[Dataset records]
***

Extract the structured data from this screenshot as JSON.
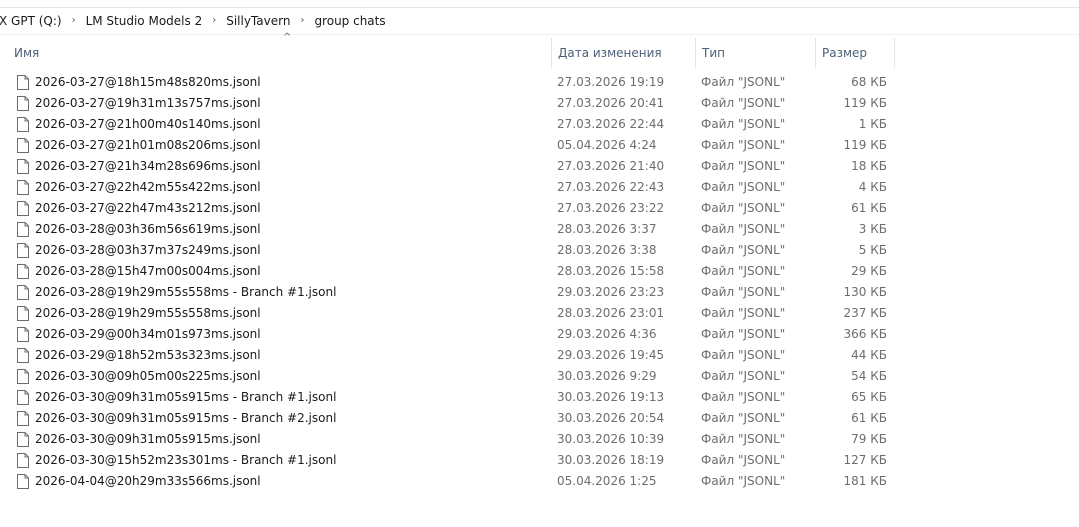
{
  "breadcrumb": [
    "X GPT (Q:)",
    "LM Studio Models 2",
    "SillyTavern",
    "group chats"
  ],
  "columns": {
    "name": "Имя",
    "date": "Дата изменения",
    "type": "Тип",
    "size": "Размер"
  },
  "sort_indicator": "^",
  "files": [
    {
      "name": "2026-03-27@18h15m48s820ms.jsonl",
      "date": "27.03.2026 19:19",
      "type": "Файл \"JSONL\"",
      "size": "68 КБ"
    },
    {
      "name": "2026-03-27@19h31m13s757ms.jsonl",
      "date": "27.03.2026 20:41",
      "type": "Файл \"JSONL\"",
      "size": "119 КБ"
    },
    {
      "name": "2026-03-27@21h00m40s140ms.jsonl",
      "date": "27.03.2026 22:44",
      "type": "Файл \"JSONL\"",
      "size": "1 КБ"
    },
    {
      "name": "2026-03-27@21h01m08s206ms.jsonl",
      "date": "05.04.2026 4:24",
      "type": "Файл \"JSONL\"",
      "size": "119 КБ"
    },
    {
      "name": "2026-03-27@21h34m28s696ms.jsonl",
      "date": "27.03.2026 21:40",
      "type": "Файл \"JSONL\"",
      "size": "18 КБ"
    },
    {
      "name": "2026-03-27@22h42m55s422ms.jsonl",
      "date": "27.03.2026 22:43",
      "type": "Файл \"JSONL\"",
      "size": "4 КБ"
    },
    {
      "name": "2026-03-27@22h47m43s212ms.jsonl",
      "date": "27.03.2026 23:22",
      "type": "Файл \"JSONL\"",
      "size": "61 КБ"
    },
    {
      "name": "2026-03-28@03h36m56s619ms.jsonl",
      "date": "28.03.2026 3:37",
      "type": "Файл \"JSONL\"",
      "size": "3 КБ"
    },
    {
      "name": "2026-03-28@03h37m37s249ms.jsonl",
      "date": "28.03.2026 3:38",
      "type": "Файл \"JSONL\"",
      "size": "5 КБ"
    },
    {
      "name": "2026-03-28@15h47m00s004ms.jsonl",
      "date": "28.03.2026 15:58",
      "type": "Файл \"JSONL\"",
      "size": "29 КБ"
    },
    {
      "name": "2026-03-28@19h29m55s558ms - Branch #1.jsonl",
      "date": "29.03.2026 23:23",
      "type": "Файл \"JSONL\"",
      "size": "130 КБ"
    },
    {
      "name": "2026-03-28@19h29m55s558ms.jsonl",
      "date": "28.03.2026 23:01",
      "type": "Файл \"JSONL\"",
      "size": "237 КБ"
    },
    {
      "name": "2026-03-29@00h34m01s973ms.jsonl",
      "date": "29.03.2026 4:36",
      "type": "Файл \"JSONL\"",
      "size": "366 КБ"
    },
    {
      "name": "2026-03-29@18h52m53s323ms.jsonl",
      "date": "29.03.2026 19:45",
      "type": "Файл \"JSONL\"",
      "size": "44 КБ"
    },
    {
      "name": "2026-03-30@09h05m00s225ms.jsonl",
      "date": "30.03.2026 9:29",
      "type": "Файл \"JSONL\"",
      "size": "54 КБ"
    },
    {
      "name": "2026-03-30@09h31m05s915ms - Branch #1.jsonl",
      "date": "30.03.2026 19:13",
      "type": "Файл \"JSONL\"",
      "size": "65 КБ"
    },
    {
      "name": "2026-03-30@09h31m05s915ms - Branch #2.jsonl",
      "date": "30.03.2026 20:54",
      "type": "Файл \"JSONL\"",
      "size": "61 КБ"
    },
    {
      "name": "2026-03-30@09h31m05s915ms.jsonl",
      "date": "30.03.2026 10:39",
      "type": "Файл \"JSONL\"",
      "size": "79 КБ"
    },
    {
      "name": "2026-03-30@15h52m23s301ms - Branch #1.jsonl",
      "date": "30.03.2026 18:19",
      "type": "Файл \"JSONL\"",
      "size": "127 КБ"
    },
    {
      "name": "2026-04-04@20h29m33s566ms.jsonl",
      "date": "05.04.2026 1:25",
      "type": "Файл \"JSONL\"",
      "size": "181 КБ"
    }
  ]
}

***

▶ _Problem details_
Show each line of the listing that holds the string "Branch".

▶ _Result_
      "name": "2026-03-28@19h29m55s558ms - Branch #1.jsonl",
      "name": "2026-03-30@09h31m05s915ms - Branch #1.jsonl",
      "name": "2026-03-30@09h31m05s915ms - Branch #2.jsonl",
      "name": "2026-03-30@15h52m23s301ms - Branch #1.jsonl",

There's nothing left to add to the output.